> Exercise brief
Repeat, exactly and completely, the entries shown underneath.

#### Provided entries

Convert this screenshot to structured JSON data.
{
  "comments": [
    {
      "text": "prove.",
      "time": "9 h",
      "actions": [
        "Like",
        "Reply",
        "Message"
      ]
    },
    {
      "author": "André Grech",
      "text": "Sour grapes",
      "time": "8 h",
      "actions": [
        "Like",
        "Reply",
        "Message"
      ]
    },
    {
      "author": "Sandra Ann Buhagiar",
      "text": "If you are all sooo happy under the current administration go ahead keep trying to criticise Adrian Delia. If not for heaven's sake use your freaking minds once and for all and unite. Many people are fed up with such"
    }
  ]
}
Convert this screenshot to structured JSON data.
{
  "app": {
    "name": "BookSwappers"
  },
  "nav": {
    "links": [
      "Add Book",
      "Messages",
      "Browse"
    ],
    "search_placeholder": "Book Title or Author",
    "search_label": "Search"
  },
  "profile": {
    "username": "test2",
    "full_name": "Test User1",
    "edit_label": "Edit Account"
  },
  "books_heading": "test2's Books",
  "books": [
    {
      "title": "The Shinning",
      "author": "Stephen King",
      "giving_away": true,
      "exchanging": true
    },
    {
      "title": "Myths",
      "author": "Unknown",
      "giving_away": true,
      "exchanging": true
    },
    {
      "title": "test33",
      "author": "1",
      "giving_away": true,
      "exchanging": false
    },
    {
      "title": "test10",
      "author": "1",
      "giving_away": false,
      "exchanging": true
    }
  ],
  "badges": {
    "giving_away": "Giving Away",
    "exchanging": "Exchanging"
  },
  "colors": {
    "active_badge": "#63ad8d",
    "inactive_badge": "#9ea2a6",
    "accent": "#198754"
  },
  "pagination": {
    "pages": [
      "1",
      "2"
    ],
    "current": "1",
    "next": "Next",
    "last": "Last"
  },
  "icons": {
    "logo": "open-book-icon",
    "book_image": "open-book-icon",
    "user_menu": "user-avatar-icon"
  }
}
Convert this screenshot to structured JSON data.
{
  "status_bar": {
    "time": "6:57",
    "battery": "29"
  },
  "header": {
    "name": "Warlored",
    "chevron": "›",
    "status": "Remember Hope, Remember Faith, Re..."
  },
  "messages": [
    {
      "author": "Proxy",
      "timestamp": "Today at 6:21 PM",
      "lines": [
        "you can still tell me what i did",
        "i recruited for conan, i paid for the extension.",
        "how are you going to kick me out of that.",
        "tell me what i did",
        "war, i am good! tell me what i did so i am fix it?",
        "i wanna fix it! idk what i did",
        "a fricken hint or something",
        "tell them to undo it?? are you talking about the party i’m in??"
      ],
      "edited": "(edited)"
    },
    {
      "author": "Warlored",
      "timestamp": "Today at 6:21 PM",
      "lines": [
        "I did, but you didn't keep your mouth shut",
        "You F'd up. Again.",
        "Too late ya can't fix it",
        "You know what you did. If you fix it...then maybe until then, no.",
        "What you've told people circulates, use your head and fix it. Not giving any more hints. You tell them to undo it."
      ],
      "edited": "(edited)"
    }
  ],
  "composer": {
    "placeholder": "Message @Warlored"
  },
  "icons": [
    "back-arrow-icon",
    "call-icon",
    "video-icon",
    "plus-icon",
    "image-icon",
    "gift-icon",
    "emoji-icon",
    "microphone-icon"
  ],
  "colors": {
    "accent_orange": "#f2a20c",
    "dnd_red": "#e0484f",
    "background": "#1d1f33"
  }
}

########

> Answer to this task
Convert this screenshot to structured JSON data.
{
  "comments": [
    {
      "text": "prove.",
      "time": "9 h",
      "actions": [
        "Like",
        "Reply",
        "Message"
      ]
    },
    {
      "author": "André Grech",
      "text": "Sour grapes",
      "time": "8 h",
      "actions": [
        "Like",
        "Reply",
        "Message"
      ]
    },
    {
      "author": "Sandra Ann Buhagiar",
      "text": "If you are all sooo happy under the current administration go ahead keep trying to criticise Adrian Delia. If not for heaven's sake use your freaking minds once and for all and unite. Many people are fed up with such"
    }
  ]
}
Convert this screenshot to structured JSON data.
{
  "app": {
    "name": "BookSwappers"
  },
  "nav": {
    "links": [
      "Add Book",
      "Messages",
      "Browse"
    ],
    "search_placeholder": "Book Title or Author",
    "search_label": "Search"
  },
  "profile": {
    "username": "test2",
    "full_name": "Test User1",
    "edit_label": "Edit Account"
  },
  "books_heading": "test2's Books",
  "books": [
    {
      "title": "The Shinning",
      "author": "Stephen King",
      "giving_away": true,
      "exchanging": true
    },
    {
      "title": "Myths",
      "author": "Unknown",
      "giving_away": true,
      "exchanging": true
    },
    {
      "title": "test33",
      "author": "1",
      "giving_away": true,
      "exchanging": false
    },
    {
      "title": "test10",
      "author": "1",
      "giving_away": false,
      "exchanging": true
    }
  ],
  "badges": {
    "giving_away": "Giving Away",
    "exchanging": "Exchanging"
  },
  "colors": {
    "active_badge": "#63ad8d",
    "inactive_badge": "#9ea2a6",
    "accent": "#198754"
  },
  "pagination": {
    "pages": [
      "1",
      "2"
    ],
    "current": "1",
    "next": "Next",
    "last": "Last"
  },
  "icons": {
    "logo": "open-book-icon",
    "book_image": "open-book-icon",
    "user_menu": "user-avatar-icon"
  }
}
Convert this screenshot to structured JSON data.
{
  "status_bar": {
    "time": "6:57",
    "battery": "29"
  },
  "header": {
    "name": "Warlored",
    "chevron": "›",
    "status": "Remember Hope, Remember Faith, Re..."
  },
  "messages": [
    {
      "author": "Proxy",
      "timestamp": "Today at 6:21 PM",
      "lines": [
        "you can still tell me what i did",
        "i recruited for conan, i paid for the extension.",
        "how are you going to kick me out of that.",
        "tell me what i did",
        "war, i am good! tell me what i did so i am fix it?",
        "i wanna fix it! idk what i did",
        "a fricken hint or something",
        "tell them to undo it?? are you talking about the party i’m in??"
      ],
      "edited": "(edited)"
    },
    {
      "author": "Warlored",
      "timestamp": "Today at 6:21 PM",
      "lines": [
        "I did, but you didn't keep your mouth shut",
        "You F'd up. Again.",
        "Too late ya can't fix it",
        "You know what you did. If you fix it...then maybe until then, no.",
        "What you've told people circulates, use your head and fix it. Not giving any more hints. You tell them to undo it."
      ],
      "edited": "(edited)"
    }
  ],
  "composer": {
    "placeholder": "Message @Warlored"
  },
  "icons": [
    "back-arrow-icon",
    "call-icon",
    "video-icon",
    "plus-icon",
    "image-icon",
    "gift-icon",
    "emoji-icon",
    "microphone-icon"
  ],
  "colors": {
    "accent_orange": "#f2a20c",
    "dnd_red": "#e0484f",
    "background": "#1d1f33"
  }
}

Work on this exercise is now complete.